**Task objective**
From the records below, extract all the text exactly and leave the images behind.

**Saved entries**
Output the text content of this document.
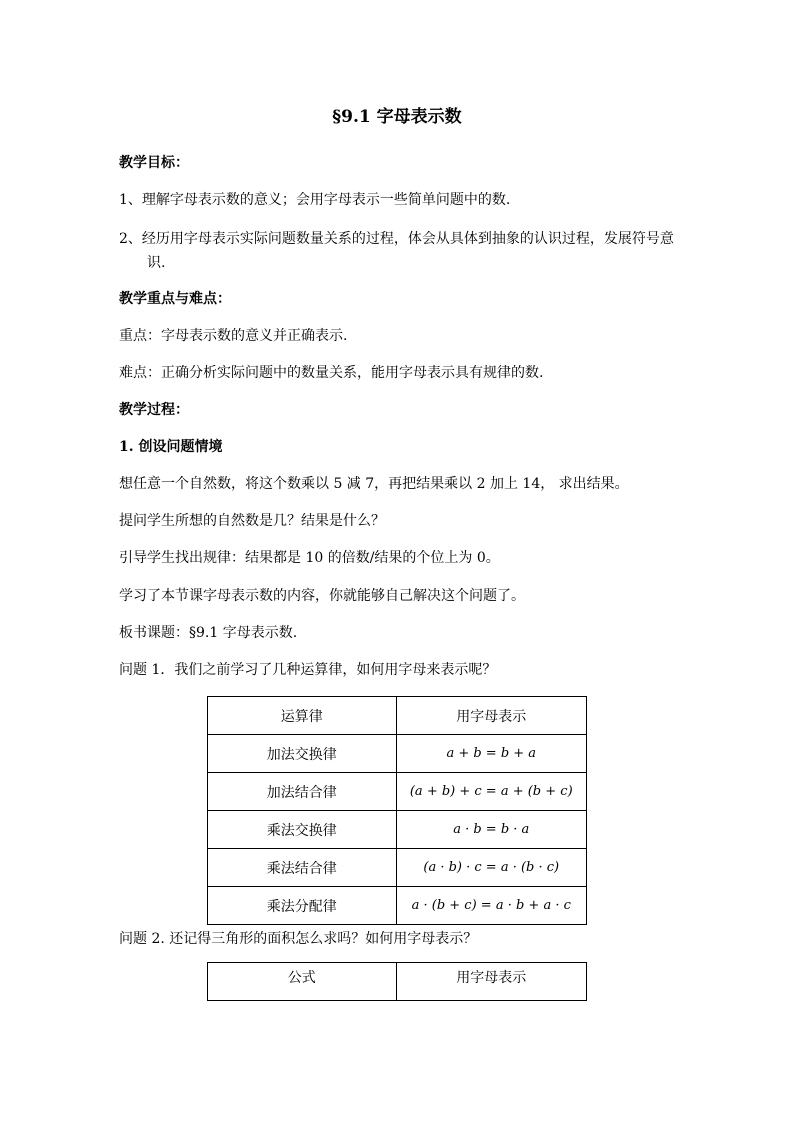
§9.1 字母表示数
教学目标：
1、理解字母表示数的意义；会用字母表示一些简单问题中的数.
2、经历用字母表示实际问题数量关系的过程，体会从具体到抽象的认识过程，发展符号意
识.
教学重点与难点：
重点：字母表示数的意义并正确表示.
难点：正确分析实际问题中的数量关系，能用字母表示具有规律的数.
教学过程：
1. 创设问题情境
想任意一个自然数，将这个数乘以 5 减 7，再把结果乘以 2 加上 14， 求出结果。
提问学生所想的自然数是几？结果是什么？
引导学生找出规律：结果都是 10 的倍数/结果的个位上为 0。
学习了本节课字母表示数的内容，你就能够自己解决这个问题了。
板书课题：§9.1 字母表示数.
问题 1．我们之前学习了几种运算律，如何用字母来表示呢？
运算律	用字母表示
加法交换律	a + b = b + a
加法结合律	(a + b) + c = a + (b + c)
乘法交换律	a · b = b · a
乘法结合律	(a · b) · c = a · (b · c)
乘法分配律	a · (b + c) = a · b + a · c
问题 2. 还记得三角形的面积怎么求吗？如何用字母表示？
公式	用字母表示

**Answer to the problem**
Output the text content of this document.
§9.1 字母表示数
教学目标：
1、理解字母表示数的意义；会用字母表示一些简单问题中的数.
2、经历用字母表示实际问题数量关系的过程，体会从具体到抽象的认识过程，发展符号意
识.
教学重点与难点：
重点：字母表示数的意义并正确表示.
难点：正确分析实际问题中的数量关系，能用字母表示具有规律的数.
教学过程：
1. 创设问题情境
想任意一个自然数，将这个数乘以 5 减 7，再把结果乘以 2 加上 14， 求出结果。
提问学生所想的自然数是几？结果是什么？
引导学生找出规律：结果都是 10 的倍数/结果的个位上为 0。
学习了本节课字母表示数的内容，你就能够自己解决这个问题了。
板书课题：§9.1 字母表示数.
问题 1．我们之前学习了几种运算律，如何用字母来表示呢？
运算律	用字母表示
加法交换律	a + b = b + a
加法结合律	(a + b) + c = a + (b + c)
乘法交换律	a · b = b · a
乘法结合律	(a · b) · c = a · (b · c)
乘法分配律	a · (b + c) = a · b + a · c
问题 2. 还记得三角形的面积怎么求吗？如何用字母表示？
公式	用字母表示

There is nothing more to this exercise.